GIVEN TASK ▸
Give the records back in full, exactly as they read.

EXCERPTED RECORDS ▸

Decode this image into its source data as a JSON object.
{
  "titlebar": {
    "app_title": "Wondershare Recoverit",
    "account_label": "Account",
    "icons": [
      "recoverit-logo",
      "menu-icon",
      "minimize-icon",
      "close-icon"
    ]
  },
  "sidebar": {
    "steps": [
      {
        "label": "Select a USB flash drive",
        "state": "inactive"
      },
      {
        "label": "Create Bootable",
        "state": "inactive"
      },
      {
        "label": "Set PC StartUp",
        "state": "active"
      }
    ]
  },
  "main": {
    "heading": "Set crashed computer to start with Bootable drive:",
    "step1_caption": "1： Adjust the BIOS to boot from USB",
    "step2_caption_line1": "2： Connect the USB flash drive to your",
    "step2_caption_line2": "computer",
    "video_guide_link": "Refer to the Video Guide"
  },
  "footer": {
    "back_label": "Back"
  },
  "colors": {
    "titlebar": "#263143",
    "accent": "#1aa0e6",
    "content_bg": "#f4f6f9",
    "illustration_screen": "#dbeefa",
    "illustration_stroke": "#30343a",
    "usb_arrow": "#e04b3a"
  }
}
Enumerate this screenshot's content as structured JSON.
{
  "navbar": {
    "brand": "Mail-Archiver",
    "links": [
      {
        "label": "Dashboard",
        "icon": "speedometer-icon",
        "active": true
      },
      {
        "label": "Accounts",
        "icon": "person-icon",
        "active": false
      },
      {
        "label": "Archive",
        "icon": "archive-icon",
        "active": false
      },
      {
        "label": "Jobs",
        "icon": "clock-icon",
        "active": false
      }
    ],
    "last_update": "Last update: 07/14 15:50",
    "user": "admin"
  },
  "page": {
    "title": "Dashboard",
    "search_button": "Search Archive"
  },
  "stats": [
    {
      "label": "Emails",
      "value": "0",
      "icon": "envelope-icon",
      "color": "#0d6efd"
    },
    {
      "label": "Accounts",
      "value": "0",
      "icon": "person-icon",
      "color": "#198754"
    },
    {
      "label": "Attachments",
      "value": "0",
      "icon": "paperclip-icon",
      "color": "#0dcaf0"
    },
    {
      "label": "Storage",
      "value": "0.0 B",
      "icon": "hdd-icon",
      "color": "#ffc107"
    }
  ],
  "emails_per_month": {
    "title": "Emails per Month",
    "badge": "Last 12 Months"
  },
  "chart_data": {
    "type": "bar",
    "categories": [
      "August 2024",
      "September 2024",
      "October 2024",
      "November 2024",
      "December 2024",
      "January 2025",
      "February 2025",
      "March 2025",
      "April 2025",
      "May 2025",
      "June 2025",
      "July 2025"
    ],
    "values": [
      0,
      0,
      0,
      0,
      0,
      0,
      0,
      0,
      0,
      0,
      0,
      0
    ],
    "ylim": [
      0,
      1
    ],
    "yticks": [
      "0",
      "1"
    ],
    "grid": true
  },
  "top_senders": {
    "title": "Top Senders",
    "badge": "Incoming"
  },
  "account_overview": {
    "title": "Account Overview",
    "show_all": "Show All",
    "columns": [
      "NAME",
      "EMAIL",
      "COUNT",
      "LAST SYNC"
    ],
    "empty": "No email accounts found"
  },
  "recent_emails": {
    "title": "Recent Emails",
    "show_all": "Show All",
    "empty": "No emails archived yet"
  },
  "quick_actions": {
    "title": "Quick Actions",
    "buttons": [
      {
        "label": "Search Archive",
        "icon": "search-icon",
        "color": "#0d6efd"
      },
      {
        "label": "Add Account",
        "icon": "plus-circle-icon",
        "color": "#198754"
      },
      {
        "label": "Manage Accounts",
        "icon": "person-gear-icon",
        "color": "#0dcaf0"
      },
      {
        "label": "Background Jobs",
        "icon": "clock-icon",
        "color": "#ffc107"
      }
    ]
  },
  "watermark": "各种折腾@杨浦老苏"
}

WRITTEN REPLY ▸
Decode this image into its source data as a JSON object.
{
  "titlebar": {
    "app_title": "Wondershare Recoverit",
    "account_label": "Account",
    "icons": [
      "recoverit-logo",
      "menu-icon",
      "minimize-icon",
      "close-icon"
    ]
  },
  "sidebar": {
    "steps": [
      {
        "label": "Select a USB flash drive",
        "state": "inactive"
      },
      {
        "label": "Create Bootable",
        "state": "inactive"
      },
      {
        "label": "Set PC StartUp",
        "state": "active"
      }
    ]
  },
  "main": {
    "heading": "Set crashed computer to start with Bootable drive:",
    "step1_caption": "1： Adjust the BIOS to boot from USB",
    "step2_caption_line1": "2： Connect the USB flash drive to your",
    "step2_caption_line2": "computer",
    "video_guide_link": "Refer to the Video Guide"
  },
  "footer": {
    "back_label": "Back"
  },
  "colors": {
    "titlebar": "#263143",
    "accent": "#1aa0e6",
    "content_bg": "#f4f6f9",
    "illustration_screen": "#dbeefa",
    "illustration_stroke": "#30343a",
    "usb_arrow": "#e04b3a"
  }
}
Enumerate this screenshot's content as structured JSON.
{
  "navbar": {
    "brand": "Mail-Archiver",
    "links": [
      {
        "label": "Dashboard",
        "icon": "speedometer-icon",
        "active": true
      },
      {
        "label": "Accounts",
        "icon": "person-icon",
        "active": false
      },
      {
        "label": "Archive",
        "icon": "archive-icon",
        "active": false
      },
      {
        "label": "Jobs",
        "icon": "clock-icon",
        "active": false
      }
    ],
    "last_update": "Last update: 07/14 15:50",
    "user": "admin"
  },
  "page": {
    "title": "Dashboard",
    "search_button": "Search Archive"
  },
  "stats": [
    {
      "label": "Emails",
      "value": "0",
      "icon": "envelope-icon",
      "color": "#0d6efd"
    },
    {
      "label": "Accounts",
      "value": "0",
      "icon": "person-icon",
      "color": "#198754"
    },
    {
      "label": "Attachments",
      "value": "0",
      "icon": "paperclip-icon",
      "color": "#0dcaf0"
    },
    {
      "label": "Storage",
      "value": "0.0 B",
      "icon": "hdd-icon",
      "color": "#ffc107"
    }
  ],
  "emails_per_month": {
    "title": "Emails per Month",
    "badge": "Last 12 Months"
  },
  "chart_data": {
    "type": "bar",
    "categories": [
      "August 2024",
      "September 2024",
      "October 2024",
      "November 2024",
      "December 2024",
      "January 2025",
      "February 2025",
      "March 2025",
      "April 2025",
      "May 2025",
      "June 2025",
      "July 2025"
    ],
    "values": [
      0,
      0,
      0,
      0,
      0,
      0,
      0,
      0,
      0,
      0,
      0,
      0
    ],
    "ylim": [
      0,
      1
    ],
    "yticks": [
      "0",
      "1"
    ],
    "grid": true
  },
  "top_senders": {
    "title": "Top Senders",
    "badge": "Incoming"
  },
  "account_overview": {
    "title": "Account Overview",
    "show_all": "Show All",
    "columns": [
      "NAME",
      "EMAIL",
      "COUNT",
      "LAST SYNC"
    ],
    "empty": "No email accounts found"
  },
  "recent_emails": {
    "title": "Recent Emails",
    "show_all": "Show All",
    "empty": "No emails archived yet"
  },
  "quick_actions": {
    "title": "Quick Actions",
    "buttons": [
      {
        "label": "Search Archive",
        "icon": "search-icon",
        "color": "#0d6efd"
      },
      {
        "label": "Add Account",
        "icon": "plus-circle-icon",
        "color": "#198754"
      },
      {
        "label": "Manage Accounts",
        "icon": "person-gear-icon",
        "color": "#0dcaf0"
      },
      {
        "label": "Background Jobs",
        "icon": "clock-icon",
        "color": "#ffc107"
      }
    ]
  },
  "watermark": "各种折腾@杨浦老苏"
}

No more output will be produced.